**DIRECTIONS FOR THIS TASK**
Below are the entries; count the lines in them that contain the word "zedolazer" and give only the number.

↓

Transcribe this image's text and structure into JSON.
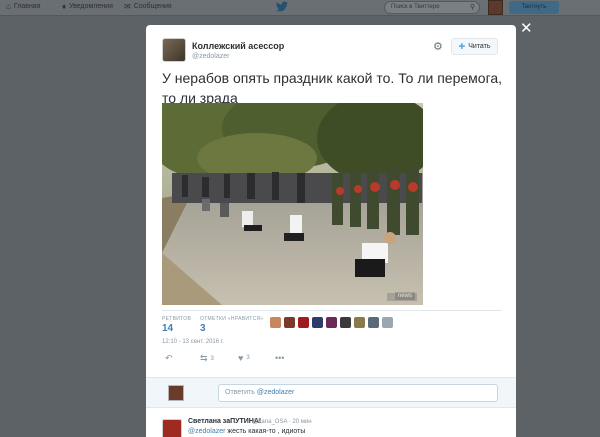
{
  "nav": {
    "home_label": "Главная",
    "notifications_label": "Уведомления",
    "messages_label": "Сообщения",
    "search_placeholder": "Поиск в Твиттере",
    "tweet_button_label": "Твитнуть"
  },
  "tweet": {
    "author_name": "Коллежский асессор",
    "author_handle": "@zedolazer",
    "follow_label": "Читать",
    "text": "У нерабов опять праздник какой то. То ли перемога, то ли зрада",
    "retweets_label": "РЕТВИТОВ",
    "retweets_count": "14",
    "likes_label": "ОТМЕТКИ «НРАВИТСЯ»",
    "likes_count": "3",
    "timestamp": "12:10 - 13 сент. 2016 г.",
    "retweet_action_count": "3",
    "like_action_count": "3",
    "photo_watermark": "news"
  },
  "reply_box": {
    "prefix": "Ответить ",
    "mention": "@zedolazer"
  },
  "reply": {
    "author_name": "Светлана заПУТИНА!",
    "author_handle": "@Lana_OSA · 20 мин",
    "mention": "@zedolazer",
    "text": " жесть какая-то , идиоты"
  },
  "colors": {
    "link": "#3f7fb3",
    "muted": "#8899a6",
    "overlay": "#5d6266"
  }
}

↑

**EXERCISE RESPONSE**
3